* Rows *
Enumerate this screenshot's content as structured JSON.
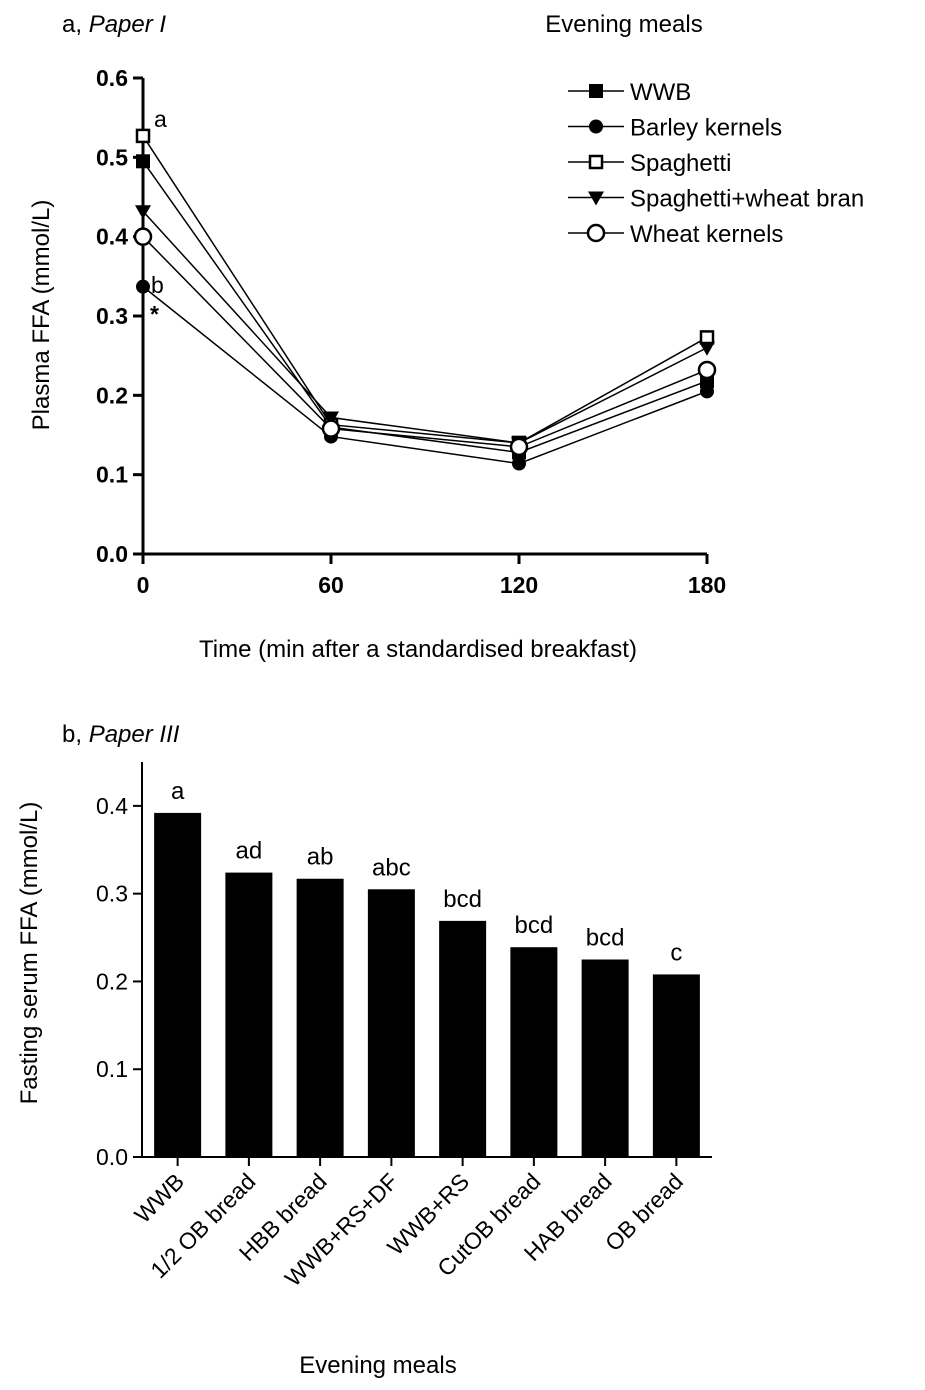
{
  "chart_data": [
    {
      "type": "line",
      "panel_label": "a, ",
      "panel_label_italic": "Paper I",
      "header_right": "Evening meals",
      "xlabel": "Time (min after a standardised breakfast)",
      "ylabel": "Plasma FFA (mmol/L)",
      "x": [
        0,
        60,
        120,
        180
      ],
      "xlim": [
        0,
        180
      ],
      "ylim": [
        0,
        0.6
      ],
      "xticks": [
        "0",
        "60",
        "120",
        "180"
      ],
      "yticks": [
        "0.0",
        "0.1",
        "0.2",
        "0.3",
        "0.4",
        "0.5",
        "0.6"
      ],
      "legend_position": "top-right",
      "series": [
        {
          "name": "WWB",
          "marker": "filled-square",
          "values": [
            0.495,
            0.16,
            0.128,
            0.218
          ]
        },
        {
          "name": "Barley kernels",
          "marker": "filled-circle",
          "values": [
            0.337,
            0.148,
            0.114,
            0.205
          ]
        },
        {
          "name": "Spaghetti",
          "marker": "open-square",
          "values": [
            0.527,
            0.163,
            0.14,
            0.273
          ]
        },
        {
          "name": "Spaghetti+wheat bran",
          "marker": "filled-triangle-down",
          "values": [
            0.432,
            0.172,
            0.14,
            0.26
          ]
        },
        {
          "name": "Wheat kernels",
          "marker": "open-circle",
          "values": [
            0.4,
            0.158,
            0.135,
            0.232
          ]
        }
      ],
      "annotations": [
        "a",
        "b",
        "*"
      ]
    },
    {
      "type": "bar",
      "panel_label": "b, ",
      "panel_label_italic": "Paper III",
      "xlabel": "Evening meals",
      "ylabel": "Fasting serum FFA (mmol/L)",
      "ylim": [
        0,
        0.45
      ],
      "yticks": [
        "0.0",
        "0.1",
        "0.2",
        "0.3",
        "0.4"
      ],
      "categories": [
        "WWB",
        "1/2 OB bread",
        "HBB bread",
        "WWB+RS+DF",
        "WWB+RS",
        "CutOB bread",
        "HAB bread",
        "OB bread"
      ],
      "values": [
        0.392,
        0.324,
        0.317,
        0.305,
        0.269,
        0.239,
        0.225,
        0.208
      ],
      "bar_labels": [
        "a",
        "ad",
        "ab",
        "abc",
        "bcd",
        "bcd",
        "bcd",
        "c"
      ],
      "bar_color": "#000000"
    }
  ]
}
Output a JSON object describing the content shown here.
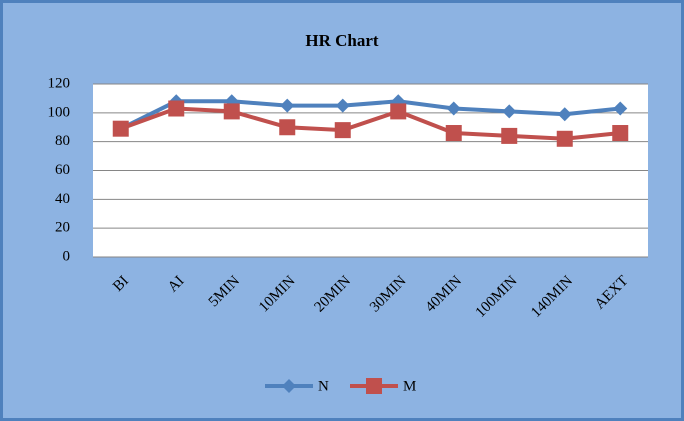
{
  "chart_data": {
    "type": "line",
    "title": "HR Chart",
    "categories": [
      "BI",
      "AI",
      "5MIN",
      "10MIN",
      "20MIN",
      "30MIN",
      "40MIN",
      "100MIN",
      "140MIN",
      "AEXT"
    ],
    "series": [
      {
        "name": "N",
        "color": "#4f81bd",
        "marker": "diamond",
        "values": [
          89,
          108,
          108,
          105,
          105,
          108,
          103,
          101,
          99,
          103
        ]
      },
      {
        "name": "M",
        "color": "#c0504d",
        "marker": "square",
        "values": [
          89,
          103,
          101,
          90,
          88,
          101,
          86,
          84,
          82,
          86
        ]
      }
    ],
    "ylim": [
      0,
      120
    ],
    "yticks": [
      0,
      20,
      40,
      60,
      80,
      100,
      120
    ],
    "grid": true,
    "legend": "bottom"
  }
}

* Task *
Every record must be copied exactly, with images dropped from the result.

* Problem solution *
Enumerate this screenshot's content as structured JSON.
{
  "chart_data": [
    {
      "type": "line",
      "panel_label": "a, ",
      "panel_label_italic": "Paper I",
      "header_right": "Evening meals",
      "xlabel": "Time (min after a standardised breakfast)",
      "ylabel": "Plasma FFA (mmol/L)",
      "x": [
        0,
        60,
        120,
        180
      ],
      "xlim": [
        0,
        180
      ],
      "ylim": [
        0,
        0.6
      ],
      "xticks": [
        "0",
        "60",
        "120",
        "180"
      ],
      "yticks": [
        "0.0",
        "0.1",
        "0.2",
        "0.3",
        "0.4",
        "0.5",
        "0.6"
      ],
      "legend_position": "top-right",
      "series": [
        {
          "name": "WWB",
          "marker": "filled-square",
          "values": [
            0.495,
            0.16,
            0.128,
            0.218
          ]
        },
        {
          "name": "Barley kernels",
          "marker": "filled-circle",
          "values": [
            0.337,
            0.148,
            0.114,
            0.205
          ]
        },
        {
          "name": "Spaghetti",
          "marker": "open-square",
          "values": [
            0.527,
            0.163,
            0.14,
            0.273
          ]
        },
        {
          "name": "Spaghetti+wheat bran",
          "marker": "filled-triangle-down",
          "values": [
            0.432,
            0.172,
            0.14,
            0.26
          ]
        },
        {
          "name": "Wheat kernels",
          "marker": "open-circle",
          "values": [
            0.4,
            0.158,
            0.135,
            0.232
          ]
        }
      ],
      "annotations": [
        "a",
        "b",
        "*"
      ]
    },
    {
      "type": "bar",
      "panel_label": "b, ",
      "panel_label_italic": "Paper III",
      "xlabel": "Evening meals",
      "ylabel": "Fasting serum FFA (mmol/L)",
      "ylim": [
        0,
        0.45
      ],
      "yticks": [
        "0.0",
        "0.1",
        "0.2",
        "0.3",
        "0.4"
      ],
      "categories": [
        "WWB",
        "1/2 OB bread",
        "HBB bread",
        "WWB+RS+DF",
        "WWB+RS",
        "CutOB bread",
        "HAB bread",
        "OB bread"
      ],
      "values": [
        0.392,
        0.324,
        0.317,
        0.305,
        0.269,
        0.239,
        0.225,
        0.208
      ],
      "bar_labels": [
        "a",
        "ad",
        "ab",
        "abc",
        "bcd",
        "bcd",
        "bcd",
        "c"
      ],
      "bar_color": "#000000"
    }
  ]
}
Output a JSON object describing the content shown here.
{
  "chart_data": {
    "type": "line",
    "title": "HR Chart",
    "categories": [
      "BI",
      "AI",
      "5MIN",
      "10MIN",
      "20MIN",
      "30MIN",
      "40MIN",
      "100MIN",
      "140MIN",
      "AEXT"
    ],
    "series": [
      {
        "name": "N",
        "color": "#4f81bd",
        "marker": "diamond",
        "values": [
          89,
          108,
          108,
          105,
          105,
          108,
          103,
          101,
          99,
          103
        ]
      },
      {
        "name": "M",
        "color": "#c0504d",
        "marker": "square",
        "values": [
          89,
          103,
          101,
          90,
          88,
          101,
          86,
          84,
          82,
          86
        ]
      }
    ],
    "ylim": [
      0,
      120
    ],
    "yticks": [
      0,
      20,
      40,
      60,
      80,
      100,
      120
    ],
    "grid": true,
    "legend": "bottom"
  }
}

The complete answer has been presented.